(Lines of data)
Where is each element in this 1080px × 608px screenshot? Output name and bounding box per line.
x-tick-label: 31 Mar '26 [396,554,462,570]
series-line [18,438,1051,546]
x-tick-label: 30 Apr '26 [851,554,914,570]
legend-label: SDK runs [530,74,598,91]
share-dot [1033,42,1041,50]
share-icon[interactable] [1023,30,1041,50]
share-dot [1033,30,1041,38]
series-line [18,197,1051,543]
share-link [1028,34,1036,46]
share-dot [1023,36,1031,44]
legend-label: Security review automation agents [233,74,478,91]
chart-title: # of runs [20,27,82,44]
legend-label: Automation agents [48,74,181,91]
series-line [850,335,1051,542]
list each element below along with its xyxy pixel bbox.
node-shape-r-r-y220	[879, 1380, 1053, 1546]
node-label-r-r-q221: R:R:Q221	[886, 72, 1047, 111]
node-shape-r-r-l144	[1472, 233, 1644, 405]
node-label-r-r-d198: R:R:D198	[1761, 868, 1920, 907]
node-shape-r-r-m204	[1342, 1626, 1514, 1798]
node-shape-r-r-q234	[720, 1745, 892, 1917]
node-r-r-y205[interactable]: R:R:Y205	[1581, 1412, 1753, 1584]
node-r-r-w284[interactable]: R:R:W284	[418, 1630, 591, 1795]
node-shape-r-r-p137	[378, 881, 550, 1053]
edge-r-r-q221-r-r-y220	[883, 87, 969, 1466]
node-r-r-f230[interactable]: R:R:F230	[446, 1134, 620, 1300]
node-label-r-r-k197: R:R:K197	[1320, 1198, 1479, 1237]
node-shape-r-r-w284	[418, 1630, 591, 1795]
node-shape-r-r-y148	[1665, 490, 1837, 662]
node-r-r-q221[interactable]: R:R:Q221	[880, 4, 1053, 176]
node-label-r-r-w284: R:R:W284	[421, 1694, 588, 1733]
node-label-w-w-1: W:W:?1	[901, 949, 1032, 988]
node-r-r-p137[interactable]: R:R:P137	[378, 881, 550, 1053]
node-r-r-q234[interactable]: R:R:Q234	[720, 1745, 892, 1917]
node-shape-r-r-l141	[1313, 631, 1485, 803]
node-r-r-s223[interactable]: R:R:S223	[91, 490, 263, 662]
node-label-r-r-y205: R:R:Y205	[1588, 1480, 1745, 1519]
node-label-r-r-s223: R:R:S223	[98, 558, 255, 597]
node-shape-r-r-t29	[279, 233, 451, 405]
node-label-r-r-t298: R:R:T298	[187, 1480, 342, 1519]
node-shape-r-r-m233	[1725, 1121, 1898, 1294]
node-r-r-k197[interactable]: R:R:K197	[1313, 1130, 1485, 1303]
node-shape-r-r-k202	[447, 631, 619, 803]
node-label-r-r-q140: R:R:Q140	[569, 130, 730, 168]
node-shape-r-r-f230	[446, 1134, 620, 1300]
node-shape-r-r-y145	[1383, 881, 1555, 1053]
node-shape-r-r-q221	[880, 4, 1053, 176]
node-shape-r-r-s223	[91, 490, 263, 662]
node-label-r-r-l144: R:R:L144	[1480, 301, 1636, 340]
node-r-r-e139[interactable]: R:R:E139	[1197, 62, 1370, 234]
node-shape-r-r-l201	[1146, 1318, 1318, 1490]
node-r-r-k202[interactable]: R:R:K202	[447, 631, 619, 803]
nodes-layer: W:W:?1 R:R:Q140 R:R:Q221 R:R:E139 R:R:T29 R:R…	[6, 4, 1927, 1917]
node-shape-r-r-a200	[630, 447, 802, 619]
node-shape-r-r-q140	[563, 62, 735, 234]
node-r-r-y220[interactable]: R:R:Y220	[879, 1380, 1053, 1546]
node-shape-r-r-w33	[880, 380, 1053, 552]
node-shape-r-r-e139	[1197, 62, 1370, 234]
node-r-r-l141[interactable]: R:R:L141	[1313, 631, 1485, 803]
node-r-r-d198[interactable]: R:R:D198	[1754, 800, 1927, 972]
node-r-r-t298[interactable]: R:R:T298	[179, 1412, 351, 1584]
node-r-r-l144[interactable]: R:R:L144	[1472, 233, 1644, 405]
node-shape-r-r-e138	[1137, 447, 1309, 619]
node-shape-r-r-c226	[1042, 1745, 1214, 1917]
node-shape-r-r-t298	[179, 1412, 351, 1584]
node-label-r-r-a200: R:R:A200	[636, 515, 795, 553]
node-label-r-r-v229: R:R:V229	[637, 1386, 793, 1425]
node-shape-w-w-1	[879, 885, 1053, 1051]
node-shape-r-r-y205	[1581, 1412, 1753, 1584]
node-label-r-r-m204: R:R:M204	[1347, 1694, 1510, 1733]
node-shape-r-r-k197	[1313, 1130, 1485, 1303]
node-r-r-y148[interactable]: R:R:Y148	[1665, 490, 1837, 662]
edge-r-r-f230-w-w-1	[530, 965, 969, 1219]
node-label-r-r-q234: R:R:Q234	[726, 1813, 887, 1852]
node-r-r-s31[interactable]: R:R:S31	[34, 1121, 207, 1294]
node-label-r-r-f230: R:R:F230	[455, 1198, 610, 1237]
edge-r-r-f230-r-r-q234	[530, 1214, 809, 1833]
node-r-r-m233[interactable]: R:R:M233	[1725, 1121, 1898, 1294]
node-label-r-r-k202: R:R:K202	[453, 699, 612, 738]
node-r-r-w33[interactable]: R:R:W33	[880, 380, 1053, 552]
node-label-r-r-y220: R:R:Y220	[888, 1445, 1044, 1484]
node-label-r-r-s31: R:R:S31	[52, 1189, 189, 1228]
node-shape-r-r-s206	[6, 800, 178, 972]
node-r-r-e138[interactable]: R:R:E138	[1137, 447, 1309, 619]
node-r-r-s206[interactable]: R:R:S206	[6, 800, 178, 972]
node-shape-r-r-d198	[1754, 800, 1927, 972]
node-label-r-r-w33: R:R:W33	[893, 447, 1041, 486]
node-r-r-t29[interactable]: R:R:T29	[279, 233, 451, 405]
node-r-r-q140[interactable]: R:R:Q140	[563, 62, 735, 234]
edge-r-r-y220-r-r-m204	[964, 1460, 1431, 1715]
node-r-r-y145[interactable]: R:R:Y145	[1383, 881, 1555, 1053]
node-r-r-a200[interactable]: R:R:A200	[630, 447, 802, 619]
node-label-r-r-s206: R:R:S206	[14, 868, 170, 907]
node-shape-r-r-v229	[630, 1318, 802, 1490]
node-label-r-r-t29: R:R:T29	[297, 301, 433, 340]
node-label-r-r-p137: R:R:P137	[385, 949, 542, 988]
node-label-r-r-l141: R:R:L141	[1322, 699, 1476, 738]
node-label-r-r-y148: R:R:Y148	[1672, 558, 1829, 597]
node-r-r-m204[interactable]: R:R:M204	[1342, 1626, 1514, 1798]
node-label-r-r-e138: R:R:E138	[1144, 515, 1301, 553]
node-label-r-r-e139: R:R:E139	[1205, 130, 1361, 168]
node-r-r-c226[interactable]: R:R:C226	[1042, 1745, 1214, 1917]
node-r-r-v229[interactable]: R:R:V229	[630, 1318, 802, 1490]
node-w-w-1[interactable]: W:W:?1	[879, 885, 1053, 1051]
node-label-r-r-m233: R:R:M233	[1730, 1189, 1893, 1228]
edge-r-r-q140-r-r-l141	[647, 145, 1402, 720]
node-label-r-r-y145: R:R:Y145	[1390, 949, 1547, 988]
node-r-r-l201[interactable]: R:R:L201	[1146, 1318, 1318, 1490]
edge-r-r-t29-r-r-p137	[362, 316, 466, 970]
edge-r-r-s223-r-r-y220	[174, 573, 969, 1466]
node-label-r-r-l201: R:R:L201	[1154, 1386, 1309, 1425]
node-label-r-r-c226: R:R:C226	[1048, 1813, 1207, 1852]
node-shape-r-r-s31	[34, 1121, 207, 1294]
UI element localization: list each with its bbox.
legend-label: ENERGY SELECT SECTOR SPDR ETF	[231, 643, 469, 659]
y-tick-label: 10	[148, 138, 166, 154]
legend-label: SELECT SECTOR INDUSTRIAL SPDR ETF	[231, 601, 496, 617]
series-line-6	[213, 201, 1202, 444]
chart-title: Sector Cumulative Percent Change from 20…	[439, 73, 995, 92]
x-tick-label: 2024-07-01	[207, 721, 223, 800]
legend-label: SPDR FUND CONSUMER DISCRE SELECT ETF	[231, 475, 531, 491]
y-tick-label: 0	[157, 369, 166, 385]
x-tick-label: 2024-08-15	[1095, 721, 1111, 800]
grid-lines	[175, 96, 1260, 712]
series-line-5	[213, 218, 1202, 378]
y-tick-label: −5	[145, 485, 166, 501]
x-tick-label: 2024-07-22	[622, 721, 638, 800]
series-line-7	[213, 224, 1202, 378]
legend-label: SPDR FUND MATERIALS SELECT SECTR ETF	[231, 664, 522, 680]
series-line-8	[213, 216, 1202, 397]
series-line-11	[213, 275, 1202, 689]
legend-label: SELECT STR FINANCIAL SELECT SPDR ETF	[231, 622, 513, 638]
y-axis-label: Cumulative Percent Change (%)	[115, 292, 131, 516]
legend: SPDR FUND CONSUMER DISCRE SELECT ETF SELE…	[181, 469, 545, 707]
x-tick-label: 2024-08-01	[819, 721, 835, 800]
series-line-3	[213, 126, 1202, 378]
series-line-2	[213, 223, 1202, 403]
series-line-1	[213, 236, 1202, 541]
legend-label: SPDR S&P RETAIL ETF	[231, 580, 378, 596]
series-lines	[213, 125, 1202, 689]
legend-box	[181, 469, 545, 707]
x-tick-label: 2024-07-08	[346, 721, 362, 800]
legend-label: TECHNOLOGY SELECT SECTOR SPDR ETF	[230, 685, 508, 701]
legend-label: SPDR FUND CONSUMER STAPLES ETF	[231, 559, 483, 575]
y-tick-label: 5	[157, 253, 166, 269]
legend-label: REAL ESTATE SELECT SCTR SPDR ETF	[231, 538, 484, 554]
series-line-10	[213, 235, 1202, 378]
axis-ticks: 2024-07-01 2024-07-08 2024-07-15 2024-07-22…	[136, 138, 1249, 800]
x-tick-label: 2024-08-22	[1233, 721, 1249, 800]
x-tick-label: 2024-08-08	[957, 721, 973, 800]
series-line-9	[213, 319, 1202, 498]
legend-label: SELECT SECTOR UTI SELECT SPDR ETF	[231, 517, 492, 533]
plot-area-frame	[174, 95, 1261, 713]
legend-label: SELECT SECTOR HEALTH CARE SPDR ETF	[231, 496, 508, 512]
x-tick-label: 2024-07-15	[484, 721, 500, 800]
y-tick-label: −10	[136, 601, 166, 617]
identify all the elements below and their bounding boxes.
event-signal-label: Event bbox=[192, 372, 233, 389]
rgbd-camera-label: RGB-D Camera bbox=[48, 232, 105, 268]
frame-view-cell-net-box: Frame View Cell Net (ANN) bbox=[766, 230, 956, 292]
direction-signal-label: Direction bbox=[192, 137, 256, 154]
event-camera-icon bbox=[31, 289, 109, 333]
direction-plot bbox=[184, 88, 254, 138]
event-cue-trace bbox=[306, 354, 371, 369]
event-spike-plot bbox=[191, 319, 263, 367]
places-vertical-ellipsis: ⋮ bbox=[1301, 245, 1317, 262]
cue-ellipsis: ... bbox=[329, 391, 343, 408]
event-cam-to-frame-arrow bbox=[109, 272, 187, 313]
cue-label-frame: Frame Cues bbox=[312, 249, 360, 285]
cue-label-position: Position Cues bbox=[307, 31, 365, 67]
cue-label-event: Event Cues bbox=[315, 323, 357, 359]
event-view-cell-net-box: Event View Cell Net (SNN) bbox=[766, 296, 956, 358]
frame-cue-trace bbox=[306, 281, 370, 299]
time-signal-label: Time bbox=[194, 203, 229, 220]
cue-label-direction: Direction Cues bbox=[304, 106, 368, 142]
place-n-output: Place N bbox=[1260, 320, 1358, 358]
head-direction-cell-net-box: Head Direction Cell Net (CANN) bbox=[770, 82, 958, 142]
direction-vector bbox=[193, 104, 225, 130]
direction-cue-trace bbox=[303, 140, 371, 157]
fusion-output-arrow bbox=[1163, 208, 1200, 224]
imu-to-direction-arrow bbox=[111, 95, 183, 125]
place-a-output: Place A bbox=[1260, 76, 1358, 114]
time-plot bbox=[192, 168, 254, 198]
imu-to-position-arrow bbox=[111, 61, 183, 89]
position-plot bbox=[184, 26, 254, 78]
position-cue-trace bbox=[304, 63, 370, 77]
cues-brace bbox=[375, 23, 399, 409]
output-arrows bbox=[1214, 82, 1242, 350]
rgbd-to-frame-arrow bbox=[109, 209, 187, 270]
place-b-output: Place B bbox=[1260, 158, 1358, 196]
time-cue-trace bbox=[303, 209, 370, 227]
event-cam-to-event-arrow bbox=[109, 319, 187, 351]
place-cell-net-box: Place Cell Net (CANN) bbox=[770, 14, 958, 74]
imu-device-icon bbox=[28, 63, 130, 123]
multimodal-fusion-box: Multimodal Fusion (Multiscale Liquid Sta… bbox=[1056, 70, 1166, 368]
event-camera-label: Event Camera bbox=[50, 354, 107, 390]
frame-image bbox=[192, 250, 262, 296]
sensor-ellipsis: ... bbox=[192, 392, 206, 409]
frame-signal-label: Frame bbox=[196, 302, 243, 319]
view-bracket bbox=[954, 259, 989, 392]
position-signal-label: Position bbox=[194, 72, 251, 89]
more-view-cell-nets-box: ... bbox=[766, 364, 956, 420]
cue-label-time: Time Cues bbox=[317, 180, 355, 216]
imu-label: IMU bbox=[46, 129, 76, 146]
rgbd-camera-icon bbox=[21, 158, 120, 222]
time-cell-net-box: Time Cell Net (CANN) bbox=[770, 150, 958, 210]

What is asked: Reproduce verbatim the listing above, from its first line up to and including the line containing "1480, 342, 1519]".

Expected output:
Where is each element in this 1080px × 608px screenshot? Output name and bounding box per line.
x-tick-label: 31 Mar '26 [396,554,462,570]
series-line [18,438,1051,546]
x-tick-label: 30 Apr '26 [851,554,914,570]
legend-label: SDK runs [530,74,598,91]
share-dot [1033,42,1041,50]
share-icon[interactable] [1023,30,1041,50]
share-dot [1033,30,1041,38]
series-line [18,197,1051,543]
share-link [1028,34,1036,46]
share-dot [1023,36,1031,44]
legend-label: Security review automation agents [233,74,478,91]
chart-title: # of runs [20,27,82,44]
legend-label: Automation agents [48,74,181,91]
series-line [850,335,1051,542]
list each element below along with its xyxy pixel bbox.
node-shape-r-r-y220	[879, 1380, 1053, 1546]
node-label-r-r-q221: R:R:Q221	[886, 72, 1047, 111]
node-shape-r-r-l144	[1472, 233, 1644, 405]
node-label-r-r-d198: R:R:D198	[1761, 868, 1920, 907]
node-shape-r-r-m204	[1342, 1626, 1514, 1798]
node-shape-r-r-q234	[720, 1745, 892, 1917]
node-r-r-y205[interactable]: R:R:Y205	[1581, 1412, 1753, 1584]
node-r-r-w284[interactable]: R:R:W284	[418, 1630, 591, 1795]
node-shape-r-r-p137	[378, 881, 550, 1053]
edge-r-r-q221-r-r-y220	[883, 87, 969, 1466]
node-r-r-f230[interactable]: R:R:F230	[446, 1134, 620, 1300]
node-label-r-r-k197: R:R:K197	[1320, 1198, 1479, 1237]
node-shape-r-r-w284	[418, 1630, 591, 1795]
node-shape-r-r-y148	[1665, 490, 1837, 662]
node-r-r-q221[interactable]: R:R:Q221	[880, 4, 1053, 176]
node-label-r-r-w284: R:R:W284	[421, 1694, 588, 1733]
node-label-w-w-1: W:W:?1	[901, 949, 1032, 988]
node-r-r-p137[interactable]: R:R:P137	[378, 881, 550, 1053]
node-r-r-q234[interactable]: R:R:Q234	[720, 1745, 892, 1917]
node-shape-r-r-l141	[1313, 631, 1485, 803]
node-r-r-s223[interactable]: R:R:S223	[91, 490, 263, 662]
node-label-r-r-y205: R:R:Y205	[1588, 1480, 1745, 1519]
node-label-r-r-s223: R:R:S223	[98, 558, 255, 597]
node-shape-r-r-t29	[279, 233, 451, 405]
node-label-r-r-t298: R:R:T298	[187, 1480, 342, 1519]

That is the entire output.